— WHAT IS ASKED —
Write out the complete material exactly as it stands.

Chart and figure data:
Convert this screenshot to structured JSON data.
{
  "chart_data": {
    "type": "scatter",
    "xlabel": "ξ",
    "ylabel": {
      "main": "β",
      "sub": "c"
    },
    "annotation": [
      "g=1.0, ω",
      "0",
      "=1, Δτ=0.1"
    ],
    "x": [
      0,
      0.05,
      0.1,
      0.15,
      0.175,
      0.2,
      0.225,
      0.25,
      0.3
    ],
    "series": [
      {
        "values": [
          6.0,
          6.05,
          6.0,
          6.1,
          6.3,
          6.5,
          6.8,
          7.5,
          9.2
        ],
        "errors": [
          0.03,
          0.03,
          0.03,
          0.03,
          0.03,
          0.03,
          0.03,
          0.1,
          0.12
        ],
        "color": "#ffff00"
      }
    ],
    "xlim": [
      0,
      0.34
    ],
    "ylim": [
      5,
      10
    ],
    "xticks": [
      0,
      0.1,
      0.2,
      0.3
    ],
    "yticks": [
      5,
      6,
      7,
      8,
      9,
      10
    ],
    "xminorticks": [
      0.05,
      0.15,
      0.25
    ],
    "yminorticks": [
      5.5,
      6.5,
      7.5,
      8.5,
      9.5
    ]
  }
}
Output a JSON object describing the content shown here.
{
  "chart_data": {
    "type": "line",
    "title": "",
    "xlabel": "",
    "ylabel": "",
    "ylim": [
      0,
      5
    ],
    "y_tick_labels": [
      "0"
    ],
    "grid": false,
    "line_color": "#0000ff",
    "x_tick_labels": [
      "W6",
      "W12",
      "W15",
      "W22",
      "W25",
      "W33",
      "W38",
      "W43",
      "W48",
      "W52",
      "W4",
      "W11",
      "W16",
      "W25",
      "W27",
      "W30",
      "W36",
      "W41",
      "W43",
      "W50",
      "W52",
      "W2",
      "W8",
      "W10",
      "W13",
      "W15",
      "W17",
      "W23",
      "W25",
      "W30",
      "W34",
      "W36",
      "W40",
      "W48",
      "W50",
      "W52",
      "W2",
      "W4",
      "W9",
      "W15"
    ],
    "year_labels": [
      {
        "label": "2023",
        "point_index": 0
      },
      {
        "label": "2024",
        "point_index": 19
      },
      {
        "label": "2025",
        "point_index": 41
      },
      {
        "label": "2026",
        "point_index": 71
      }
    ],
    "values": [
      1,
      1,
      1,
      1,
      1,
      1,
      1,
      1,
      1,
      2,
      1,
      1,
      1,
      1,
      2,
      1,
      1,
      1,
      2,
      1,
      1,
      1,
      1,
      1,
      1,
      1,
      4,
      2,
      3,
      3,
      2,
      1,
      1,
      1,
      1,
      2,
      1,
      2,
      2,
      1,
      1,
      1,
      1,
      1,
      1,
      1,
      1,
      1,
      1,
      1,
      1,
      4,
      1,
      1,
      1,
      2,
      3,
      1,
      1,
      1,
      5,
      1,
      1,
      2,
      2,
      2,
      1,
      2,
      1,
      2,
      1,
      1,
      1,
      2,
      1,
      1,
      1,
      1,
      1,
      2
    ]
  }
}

— EXERCISE OUTPUT —
Convert this screenshot to structured JSON data.
{
  "chart_data": {
    "type": "scatter",
    "xlabel": "ξ",
    "ylabel": {
      "main": "β",
      "sub": "c"
    },
    "annotation": [
      "g=1.0, ω",
      "0",
      "=1, Δτ=0.1"
    ],
    "x": [
      0,
      0.05,
      0.1,
      0.15,
      0.175,
      0.2,
      0.225,
      0.25,
      0.3
    ],
    "series": [
      {
        "values": [
          6.0,
          6.05,
          6.0,
          6.1,
          6.3,
          6.5,
          6.8,
          7.5,
          9.2
        ],
        "errors": [
          0.03,
          0.03,
          0.03,
          0.03,
          0.03,
          0.03,
          0.03,
          0.1,
          0.12
        ],
        "color": "#ffff00"
      }
    ],
    "xlim": [
      0,
      0.34
    ],
    "ylim": [
      5,
      10
    ],
    "xticks": [
      0,
      0.1,
      0.2,
      0.3
    ],
    "yticks": [
      5,
      6,
      7,
      8,
      9,
      10
    ],
    "xminorticks": [
      0.05,
      0.15,
      0.25
    ],
    "yminorticks": [
      5.5,
      6.5,
      7.5,
      8.5,
      9.5
    ]
  }
}
Output a JSON object describing the content shown here.
{
  "chart_data": {
    "type": "line",
    "title": "",
    "xlabel": "",
    "ylabel": "",
    "ylim": [
      0,
      5
    ],
    "y_tick_labels": [
      "0"
    ],
    "grid": false,
    "line_color": "#0000ff",
    "x_tick_labels": [
      "W6",
      "W12",
      "W15",
      "W22",
      "W25",
      "W33",
      "W38",
      "W43",
      "W48",
      "W52",
      "W4",
      "W11",
      "W16",
      "W25",
      "W27",
      "W30",
      "W36",
      "W41",
      "W43",
      "W50",
      "W52",
      "W2",
      "W8",
      "W10",
      "W13",
      "W15",
      "W17",
      "W23",
      "W25",
      "W30",
      "W34",
      "W36",
      "W40",
      "W48",
      "W50",
      "W52",
      "W2",
      "W4",
      "W9",
      "W15"
    ],
    "year_labels": [
      {
        "label": "2023",
        "point_index": 0
      },
      {
        "label": "2024",
        "point_index": 19
      },
      {
        "label": "2025",
        "point_index": 41
      },
      {
        "label": "2026",
        "point_index": 71
      }
    ],
    "values": [
      1,
      1,
      1,
      1,
      1,
      1,
      1,
      1,
      1,
      2,
      1,
      1,
      1,
      1,
      2,
      1,
      1,
      1,
      2,
      1,
      1,
      1,
      1,
      1,
      1,
      1,
      4,
      2,
      3,
      3,
      2,
      1,
      1,
      1,
      1,
      2,
      1,
      2,
      2,
      1,
      1,
      1,
      1,
      1,
      1,
      1,
      1,
      1,
      1,
      1,
      1,
      4,
      1,
      1,
      1,
      2,
      3,
      1,
      1,
      1,
      5,
      1,
      1,
      2,
      2,
      2,
      1,
      2,
      1,
      2,
      1,
      1,
      1,
      2,
      1,
      1,
      1,
      1,
      1,
      2
    ]
  }
}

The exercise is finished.